*Work required*
Do any lines in the data below contain "นายว"? If so, copy every one of them.

*Input*
'''
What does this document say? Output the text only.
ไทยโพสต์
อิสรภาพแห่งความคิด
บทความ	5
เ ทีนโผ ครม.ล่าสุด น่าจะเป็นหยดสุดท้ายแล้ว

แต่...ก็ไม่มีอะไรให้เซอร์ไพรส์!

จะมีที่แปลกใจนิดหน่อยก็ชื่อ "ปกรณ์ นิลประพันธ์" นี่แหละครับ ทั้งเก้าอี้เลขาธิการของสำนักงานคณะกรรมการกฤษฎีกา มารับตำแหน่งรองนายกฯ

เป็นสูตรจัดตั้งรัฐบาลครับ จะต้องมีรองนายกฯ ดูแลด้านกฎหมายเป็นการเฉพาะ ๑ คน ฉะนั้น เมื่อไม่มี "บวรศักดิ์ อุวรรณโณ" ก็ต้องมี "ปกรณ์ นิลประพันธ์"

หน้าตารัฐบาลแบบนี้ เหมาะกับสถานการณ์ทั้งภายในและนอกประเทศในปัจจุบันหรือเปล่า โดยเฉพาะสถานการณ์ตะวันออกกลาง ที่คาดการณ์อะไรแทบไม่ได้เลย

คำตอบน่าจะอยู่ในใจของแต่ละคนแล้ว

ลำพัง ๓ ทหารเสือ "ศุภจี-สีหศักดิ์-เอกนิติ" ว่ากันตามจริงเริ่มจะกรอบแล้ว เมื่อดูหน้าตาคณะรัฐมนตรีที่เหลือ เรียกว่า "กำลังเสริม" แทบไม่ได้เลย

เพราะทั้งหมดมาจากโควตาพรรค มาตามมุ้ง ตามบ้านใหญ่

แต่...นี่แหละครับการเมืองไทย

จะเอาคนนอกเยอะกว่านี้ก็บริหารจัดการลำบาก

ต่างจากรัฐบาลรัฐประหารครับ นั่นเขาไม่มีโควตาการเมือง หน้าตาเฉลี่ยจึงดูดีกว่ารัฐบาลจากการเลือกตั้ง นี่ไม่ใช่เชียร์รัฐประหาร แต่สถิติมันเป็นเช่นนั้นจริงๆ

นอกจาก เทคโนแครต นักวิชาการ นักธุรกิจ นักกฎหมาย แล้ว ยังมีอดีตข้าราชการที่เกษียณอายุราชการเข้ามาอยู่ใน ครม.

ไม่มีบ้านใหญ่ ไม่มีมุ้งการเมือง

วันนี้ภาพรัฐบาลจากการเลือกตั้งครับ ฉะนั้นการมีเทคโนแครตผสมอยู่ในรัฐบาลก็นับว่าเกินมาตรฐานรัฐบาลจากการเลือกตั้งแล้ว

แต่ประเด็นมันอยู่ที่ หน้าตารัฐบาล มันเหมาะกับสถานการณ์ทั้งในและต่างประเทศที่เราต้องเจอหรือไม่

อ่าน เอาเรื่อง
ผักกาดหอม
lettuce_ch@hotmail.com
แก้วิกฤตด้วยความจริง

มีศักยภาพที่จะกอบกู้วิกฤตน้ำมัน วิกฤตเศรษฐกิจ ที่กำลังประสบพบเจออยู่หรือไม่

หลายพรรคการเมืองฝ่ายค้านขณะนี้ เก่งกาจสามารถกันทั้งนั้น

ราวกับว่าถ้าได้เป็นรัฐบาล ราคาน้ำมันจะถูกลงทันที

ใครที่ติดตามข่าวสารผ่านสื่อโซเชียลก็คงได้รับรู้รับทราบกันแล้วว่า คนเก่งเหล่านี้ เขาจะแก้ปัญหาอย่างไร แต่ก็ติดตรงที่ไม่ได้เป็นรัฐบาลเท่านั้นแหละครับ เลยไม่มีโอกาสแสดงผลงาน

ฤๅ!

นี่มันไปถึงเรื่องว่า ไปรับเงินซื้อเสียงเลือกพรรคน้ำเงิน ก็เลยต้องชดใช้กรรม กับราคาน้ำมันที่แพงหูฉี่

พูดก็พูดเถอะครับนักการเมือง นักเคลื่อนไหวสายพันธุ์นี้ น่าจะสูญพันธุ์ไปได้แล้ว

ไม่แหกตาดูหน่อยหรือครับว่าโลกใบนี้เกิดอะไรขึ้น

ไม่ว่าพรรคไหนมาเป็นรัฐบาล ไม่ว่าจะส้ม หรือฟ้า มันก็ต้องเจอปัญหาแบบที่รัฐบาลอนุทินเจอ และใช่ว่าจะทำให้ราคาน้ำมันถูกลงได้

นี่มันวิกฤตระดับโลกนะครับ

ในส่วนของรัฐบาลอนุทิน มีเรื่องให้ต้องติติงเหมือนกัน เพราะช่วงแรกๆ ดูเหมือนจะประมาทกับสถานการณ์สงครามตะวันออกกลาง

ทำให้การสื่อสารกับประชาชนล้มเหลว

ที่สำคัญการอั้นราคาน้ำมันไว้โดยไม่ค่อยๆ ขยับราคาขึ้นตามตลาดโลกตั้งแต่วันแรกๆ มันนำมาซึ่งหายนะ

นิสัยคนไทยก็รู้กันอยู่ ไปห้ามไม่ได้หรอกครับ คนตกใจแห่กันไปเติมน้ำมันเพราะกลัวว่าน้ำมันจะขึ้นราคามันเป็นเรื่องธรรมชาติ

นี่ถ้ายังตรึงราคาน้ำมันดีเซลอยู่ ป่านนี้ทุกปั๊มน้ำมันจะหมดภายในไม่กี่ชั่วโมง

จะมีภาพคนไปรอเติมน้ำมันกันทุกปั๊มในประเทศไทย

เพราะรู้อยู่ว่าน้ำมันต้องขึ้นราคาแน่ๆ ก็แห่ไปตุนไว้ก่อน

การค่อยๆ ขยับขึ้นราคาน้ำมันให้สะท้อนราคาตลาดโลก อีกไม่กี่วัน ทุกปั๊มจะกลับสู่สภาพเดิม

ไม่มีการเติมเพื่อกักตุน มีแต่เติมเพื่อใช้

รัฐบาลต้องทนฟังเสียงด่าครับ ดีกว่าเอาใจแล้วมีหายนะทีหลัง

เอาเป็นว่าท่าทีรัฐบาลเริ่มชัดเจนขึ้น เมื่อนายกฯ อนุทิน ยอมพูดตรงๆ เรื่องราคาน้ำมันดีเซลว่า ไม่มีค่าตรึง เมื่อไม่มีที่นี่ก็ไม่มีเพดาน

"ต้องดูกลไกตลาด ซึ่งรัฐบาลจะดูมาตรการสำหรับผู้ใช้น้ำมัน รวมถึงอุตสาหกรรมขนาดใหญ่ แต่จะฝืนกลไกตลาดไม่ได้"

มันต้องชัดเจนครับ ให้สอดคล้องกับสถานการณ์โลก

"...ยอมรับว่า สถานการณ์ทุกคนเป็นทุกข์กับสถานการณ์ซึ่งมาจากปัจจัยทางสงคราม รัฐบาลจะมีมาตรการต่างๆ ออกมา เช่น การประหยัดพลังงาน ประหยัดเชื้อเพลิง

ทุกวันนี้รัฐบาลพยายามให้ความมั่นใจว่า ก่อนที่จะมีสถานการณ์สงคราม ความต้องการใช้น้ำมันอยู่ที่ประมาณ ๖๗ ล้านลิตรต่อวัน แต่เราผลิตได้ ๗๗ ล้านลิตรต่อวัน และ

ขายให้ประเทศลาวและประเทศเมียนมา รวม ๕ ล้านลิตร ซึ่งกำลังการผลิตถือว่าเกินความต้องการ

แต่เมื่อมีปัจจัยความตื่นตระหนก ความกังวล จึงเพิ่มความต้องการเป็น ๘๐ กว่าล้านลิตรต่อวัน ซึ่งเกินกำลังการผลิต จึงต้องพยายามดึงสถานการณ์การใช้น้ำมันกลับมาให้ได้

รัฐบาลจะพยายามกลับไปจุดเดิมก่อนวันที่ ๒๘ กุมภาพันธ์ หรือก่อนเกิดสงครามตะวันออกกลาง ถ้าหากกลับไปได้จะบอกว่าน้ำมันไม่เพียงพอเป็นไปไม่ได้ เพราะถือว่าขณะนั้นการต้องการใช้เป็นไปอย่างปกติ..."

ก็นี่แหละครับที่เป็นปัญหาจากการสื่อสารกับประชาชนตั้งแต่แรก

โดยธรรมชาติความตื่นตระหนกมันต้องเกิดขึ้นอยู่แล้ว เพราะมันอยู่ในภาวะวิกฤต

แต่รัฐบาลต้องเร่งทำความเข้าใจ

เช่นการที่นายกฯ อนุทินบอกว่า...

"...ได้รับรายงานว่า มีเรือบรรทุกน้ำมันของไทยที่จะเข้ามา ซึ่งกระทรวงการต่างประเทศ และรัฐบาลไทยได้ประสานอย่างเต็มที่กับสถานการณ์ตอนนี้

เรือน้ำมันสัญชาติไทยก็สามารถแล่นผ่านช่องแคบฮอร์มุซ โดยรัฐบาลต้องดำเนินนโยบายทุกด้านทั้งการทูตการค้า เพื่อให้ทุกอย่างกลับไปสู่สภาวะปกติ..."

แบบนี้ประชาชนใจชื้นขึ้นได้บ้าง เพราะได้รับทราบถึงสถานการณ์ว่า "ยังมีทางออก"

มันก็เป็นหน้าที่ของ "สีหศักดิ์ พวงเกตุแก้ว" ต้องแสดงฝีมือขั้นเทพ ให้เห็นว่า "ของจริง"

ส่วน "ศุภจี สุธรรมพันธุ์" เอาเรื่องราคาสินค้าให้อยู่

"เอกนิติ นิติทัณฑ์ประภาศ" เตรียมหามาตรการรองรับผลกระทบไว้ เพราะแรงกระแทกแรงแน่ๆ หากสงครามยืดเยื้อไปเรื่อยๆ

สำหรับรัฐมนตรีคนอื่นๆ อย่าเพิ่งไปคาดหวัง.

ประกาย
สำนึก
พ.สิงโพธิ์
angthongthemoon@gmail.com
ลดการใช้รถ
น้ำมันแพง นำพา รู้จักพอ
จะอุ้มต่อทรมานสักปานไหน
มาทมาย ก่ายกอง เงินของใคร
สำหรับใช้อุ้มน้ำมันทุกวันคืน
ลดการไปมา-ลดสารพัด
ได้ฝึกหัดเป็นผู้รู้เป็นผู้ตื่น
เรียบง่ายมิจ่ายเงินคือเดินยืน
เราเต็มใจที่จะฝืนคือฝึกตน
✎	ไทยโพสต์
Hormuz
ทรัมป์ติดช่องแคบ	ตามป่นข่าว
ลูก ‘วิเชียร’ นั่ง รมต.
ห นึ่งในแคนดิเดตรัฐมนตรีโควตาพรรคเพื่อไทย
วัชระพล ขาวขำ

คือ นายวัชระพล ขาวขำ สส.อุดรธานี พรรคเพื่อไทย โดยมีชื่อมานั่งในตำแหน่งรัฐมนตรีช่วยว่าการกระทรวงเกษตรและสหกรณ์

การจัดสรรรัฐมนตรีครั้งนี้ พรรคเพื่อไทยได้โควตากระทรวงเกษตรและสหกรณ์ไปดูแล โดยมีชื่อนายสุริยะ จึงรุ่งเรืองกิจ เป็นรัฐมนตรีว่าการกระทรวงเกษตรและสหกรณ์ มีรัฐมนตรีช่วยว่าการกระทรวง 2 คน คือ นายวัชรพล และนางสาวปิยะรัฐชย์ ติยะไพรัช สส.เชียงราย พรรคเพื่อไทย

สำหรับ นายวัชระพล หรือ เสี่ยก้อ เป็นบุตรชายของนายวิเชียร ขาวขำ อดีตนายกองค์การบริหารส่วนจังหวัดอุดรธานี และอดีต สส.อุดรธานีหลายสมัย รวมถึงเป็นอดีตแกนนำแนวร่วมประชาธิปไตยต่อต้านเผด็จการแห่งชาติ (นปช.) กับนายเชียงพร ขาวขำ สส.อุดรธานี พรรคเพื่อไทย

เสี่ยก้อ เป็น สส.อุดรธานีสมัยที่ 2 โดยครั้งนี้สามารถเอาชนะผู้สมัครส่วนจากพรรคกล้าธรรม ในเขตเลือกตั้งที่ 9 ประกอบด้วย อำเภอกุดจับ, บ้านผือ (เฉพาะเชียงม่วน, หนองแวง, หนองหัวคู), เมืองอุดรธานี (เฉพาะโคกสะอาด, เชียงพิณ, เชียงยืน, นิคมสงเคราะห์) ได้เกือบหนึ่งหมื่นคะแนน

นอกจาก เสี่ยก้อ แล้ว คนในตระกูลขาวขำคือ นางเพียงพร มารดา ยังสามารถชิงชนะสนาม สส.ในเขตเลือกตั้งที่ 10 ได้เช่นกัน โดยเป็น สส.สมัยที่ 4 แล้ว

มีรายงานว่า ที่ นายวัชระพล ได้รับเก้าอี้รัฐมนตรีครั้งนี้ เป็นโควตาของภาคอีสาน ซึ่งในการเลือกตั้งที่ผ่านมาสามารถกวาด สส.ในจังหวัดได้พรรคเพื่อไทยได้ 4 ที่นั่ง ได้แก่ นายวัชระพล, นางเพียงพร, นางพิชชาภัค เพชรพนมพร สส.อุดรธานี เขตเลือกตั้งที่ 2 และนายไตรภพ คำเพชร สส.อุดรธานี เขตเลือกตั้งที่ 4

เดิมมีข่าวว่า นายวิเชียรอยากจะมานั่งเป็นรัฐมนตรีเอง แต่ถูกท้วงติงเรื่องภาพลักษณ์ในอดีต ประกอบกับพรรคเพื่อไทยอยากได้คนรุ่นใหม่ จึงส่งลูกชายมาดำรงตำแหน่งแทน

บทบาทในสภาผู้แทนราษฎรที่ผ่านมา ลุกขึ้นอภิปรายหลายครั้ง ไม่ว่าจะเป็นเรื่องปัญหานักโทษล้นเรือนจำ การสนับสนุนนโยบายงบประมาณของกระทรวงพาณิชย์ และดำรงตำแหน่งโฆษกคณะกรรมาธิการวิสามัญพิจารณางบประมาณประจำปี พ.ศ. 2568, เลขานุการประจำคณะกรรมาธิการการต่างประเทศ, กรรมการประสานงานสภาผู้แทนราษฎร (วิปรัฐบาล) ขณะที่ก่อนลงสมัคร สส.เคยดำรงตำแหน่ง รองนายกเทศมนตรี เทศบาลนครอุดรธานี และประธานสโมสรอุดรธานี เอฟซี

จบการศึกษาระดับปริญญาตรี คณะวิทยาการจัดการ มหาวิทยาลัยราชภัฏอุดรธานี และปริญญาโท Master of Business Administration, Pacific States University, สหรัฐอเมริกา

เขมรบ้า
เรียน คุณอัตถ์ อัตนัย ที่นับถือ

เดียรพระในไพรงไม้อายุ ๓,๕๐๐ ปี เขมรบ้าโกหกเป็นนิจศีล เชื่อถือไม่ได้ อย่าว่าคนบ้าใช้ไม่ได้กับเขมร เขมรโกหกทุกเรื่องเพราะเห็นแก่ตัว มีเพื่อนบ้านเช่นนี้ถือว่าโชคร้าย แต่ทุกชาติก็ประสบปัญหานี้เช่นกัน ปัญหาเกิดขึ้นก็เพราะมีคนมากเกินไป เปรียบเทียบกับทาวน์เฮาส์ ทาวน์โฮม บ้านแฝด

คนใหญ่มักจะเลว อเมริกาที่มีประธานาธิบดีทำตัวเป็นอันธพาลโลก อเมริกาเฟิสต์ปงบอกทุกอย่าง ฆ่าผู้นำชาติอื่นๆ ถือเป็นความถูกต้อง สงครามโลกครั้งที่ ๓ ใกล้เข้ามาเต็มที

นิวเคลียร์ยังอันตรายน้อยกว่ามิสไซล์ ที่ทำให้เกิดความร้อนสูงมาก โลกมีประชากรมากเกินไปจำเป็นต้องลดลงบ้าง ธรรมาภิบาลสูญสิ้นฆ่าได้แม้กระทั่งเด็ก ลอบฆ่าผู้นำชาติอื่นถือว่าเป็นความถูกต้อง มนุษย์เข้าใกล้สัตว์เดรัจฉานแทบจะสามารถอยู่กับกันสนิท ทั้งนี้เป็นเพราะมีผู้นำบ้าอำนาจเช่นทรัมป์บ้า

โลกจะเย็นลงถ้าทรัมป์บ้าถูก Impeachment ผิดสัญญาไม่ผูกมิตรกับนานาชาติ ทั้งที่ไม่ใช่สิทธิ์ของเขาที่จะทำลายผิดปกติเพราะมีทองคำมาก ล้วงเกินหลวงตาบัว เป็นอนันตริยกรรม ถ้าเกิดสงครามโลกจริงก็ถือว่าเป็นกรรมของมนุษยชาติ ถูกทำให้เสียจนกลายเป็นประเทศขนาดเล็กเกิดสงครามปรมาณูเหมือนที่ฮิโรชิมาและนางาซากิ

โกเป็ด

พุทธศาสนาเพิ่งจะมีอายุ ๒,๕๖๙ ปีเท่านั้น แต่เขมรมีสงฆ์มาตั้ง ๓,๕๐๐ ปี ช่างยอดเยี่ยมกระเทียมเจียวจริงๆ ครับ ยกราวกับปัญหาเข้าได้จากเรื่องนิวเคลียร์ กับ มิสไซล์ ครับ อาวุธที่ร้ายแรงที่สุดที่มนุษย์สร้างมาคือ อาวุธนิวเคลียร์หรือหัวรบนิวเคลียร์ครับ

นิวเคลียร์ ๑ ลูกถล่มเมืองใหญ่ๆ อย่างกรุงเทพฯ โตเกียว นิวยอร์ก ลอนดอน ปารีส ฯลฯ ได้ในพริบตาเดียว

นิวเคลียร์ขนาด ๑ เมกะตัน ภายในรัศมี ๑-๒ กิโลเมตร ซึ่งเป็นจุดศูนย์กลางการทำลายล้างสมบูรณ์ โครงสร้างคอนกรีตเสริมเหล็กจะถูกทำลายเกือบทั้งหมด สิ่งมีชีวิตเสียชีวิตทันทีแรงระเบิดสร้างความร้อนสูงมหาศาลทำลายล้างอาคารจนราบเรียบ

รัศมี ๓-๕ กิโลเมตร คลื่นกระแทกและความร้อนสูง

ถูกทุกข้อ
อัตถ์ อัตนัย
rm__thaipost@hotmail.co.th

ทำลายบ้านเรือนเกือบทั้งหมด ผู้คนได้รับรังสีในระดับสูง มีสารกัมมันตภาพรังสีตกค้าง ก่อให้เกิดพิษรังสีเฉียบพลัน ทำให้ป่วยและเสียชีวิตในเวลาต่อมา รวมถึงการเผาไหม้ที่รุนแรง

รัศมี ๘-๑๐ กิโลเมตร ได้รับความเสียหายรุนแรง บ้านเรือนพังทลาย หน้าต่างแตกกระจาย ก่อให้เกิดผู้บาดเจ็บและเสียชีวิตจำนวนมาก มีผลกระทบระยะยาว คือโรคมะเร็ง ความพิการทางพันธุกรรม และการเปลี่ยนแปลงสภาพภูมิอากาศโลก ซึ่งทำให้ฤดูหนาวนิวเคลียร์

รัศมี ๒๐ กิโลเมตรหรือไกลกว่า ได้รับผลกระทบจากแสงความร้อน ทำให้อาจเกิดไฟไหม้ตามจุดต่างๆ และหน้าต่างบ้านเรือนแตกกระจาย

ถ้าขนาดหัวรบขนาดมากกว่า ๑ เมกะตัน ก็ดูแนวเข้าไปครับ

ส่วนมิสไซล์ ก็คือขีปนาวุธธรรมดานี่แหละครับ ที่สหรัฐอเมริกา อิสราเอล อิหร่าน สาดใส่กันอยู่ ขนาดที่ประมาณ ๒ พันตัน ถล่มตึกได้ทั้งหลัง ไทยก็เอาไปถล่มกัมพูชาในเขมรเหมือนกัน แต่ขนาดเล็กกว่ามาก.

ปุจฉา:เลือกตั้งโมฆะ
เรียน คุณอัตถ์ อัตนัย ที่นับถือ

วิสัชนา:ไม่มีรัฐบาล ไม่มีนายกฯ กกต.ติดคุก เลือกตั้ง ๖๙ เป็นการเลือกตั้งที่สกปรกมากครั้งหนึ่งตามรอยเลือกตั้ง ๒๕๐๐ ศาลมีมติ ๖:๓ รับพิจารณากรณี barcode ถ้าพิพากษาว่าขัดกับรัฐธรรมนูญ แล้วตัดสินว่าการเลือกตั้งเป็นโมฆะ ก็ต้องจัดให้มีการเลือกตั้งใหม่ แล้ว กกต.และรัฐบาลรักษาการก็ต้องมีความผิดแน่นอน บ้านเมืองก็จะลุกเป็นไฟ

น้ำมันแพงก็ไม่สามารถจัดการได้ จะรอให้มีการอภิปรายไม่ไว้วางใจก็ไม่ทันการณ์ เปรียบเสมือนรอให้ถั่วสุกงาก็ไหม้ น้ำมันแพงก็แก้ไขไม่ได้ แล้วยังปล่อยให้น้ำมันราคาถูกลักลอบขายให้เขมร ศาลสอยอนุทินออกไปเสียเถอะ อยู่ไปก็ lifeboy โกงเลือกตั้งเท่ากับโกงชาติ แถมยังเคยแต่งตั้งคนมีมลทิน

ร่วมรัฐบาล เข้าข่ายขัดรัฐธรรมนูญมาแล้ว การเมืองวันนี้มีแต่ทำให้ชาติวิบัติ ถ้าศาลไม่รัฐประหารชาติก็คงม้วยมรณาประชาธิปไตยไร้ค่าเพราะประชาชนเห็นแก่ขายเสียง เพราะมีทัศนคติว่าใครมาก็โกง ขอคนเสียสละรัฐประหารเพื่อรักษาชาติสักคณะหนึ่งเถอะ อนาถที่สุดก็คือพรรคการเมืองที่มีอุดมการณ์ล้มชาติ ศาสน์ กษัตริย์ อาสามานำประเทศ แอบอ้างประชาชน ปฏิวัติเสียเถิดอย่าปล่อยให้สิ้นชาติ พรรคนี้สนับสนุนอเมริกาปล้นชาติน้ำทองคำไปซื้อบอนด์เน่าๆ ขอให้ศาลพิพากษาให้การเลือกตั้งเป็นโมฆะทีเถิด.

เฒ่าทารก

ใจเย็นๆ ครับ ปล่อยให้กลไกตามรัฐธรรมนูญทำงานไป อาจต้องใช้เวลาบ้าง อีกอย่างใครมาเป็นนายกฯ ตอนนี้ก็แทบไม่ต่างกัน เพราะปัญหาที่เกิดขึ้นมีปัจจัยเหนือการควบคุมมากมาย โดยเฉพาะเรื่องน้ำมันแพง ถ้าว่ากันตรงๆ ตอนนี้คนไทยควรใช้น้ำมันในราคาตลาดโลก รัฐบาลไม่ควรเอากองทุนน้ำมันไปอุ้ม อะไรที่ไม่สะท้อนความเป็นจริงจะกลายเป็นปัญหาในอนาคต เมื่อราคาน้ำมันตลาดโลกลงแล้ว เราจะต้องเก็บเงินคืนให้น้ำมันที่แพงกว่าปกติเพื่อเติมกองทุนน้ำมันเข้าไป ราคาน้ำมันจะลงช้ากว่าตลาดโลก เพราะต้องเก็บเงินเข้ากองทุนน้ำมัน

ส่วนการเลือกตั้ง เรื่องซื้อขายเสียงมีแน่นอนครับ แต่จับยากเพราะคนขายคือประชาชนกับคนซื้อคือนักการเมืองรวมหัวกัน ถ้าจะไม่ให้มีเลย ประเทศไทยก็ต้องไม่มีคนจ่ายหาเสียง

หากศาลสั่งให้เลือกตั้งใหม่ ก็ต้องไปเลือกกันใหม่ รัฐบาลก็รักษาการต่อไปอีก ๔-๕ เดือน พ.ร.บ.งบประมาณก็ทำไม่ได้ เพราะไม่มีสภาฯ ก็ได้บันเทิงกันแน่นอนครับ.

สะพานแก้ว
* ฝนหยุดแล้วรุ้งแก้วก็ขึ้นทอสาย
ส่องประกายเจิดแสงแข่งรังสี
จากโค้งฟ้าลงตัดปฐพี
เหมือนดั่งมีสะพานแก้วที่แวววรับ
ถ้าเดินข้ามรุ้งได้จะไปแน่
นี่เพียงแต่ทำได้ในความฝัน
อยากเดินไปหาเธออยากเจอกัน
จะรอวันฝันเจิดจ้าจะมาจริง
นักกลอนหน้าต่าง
'''
*Answer below*
คือ นายวัชระพล ขาวขำ สส.อุดรธานี พรรคเพื่อไทย โดยมีชื่อมานั่งในตำแหน่งรัฐมนตรีช่วยว่าการกระทรวงเกษตรและสหกรณ์
การจัดสรรรัฐมนตรีครั้งนี้ พรรคเพื่อไทยได้โควตากระทรวงเกษตรและสหกรณ์ไปดูแล โดยมีชื่อนายสุริยะ จึงรุ่งเรืองกิจ เป็นรัฐมนตรีว่าการกระทรวงเกษตรและสหกรณ์ มีรัฐมนตรีช่วยว่าการกระทรวง 2 คน คือ นายวัชรพล และนางสาวปิยะรัฐชย์ ติยะไพรัช สส.เชียงราย พรรคเพื่อไทย
สำหรับ นายวัชระพล หรือ เสี่ยก้อ เป็นบุตรชายของนายวิเชียร ขาวขำ อดีตนายกองค์การบริหารส่วนจังหวัดอุดรธานี และอดีต สส.อุดรธานีหลายสมัย รวมถึงเป็นอดีตแกนนำแนวร่วมประชาธิปไตยต่อต้านเผด็จการแห่งชาติ (นปช.) กับนายเชียงพร ขาวขำ สส.อุดรธานี พรรคเพื่อไทย
มีรายงานว่า ที่ นายวัชระพล ได้รับเก้าอี้รัฐมนตรีครั้งนี้ เป็นโควตาของภาคอีสาน ซึ่งในการเลือกตั้งที่ผ่านมาสามารถกวาด สส.ในจังหวัดได้พรรคเพื่อไทยได้ 4 ที่นั่ง ได้แก่ นายวัชระพล, นางเพียงพร, นางพิชชาภัค เพชรพนมพร สส.อุดรธานี เขตเลือกตั้งที่ 2 และนายไตรภพ คำเพชร สส.อุดรธานี เขตเลือกตั้งที่ 4
เดิมมีข่าวว่า นายวิเชียรอยากจะมานั่งเป็นรัฐมนตรีเอง แต่ถูกท้วงติงเรื่องภาพลักษณ์ในอดีต ประกอบกับพรรคเพื่อไทยอยากได้คนรุ่นใหม่ จึงส่งลูกชายมาดำรงตำแหน่งแทน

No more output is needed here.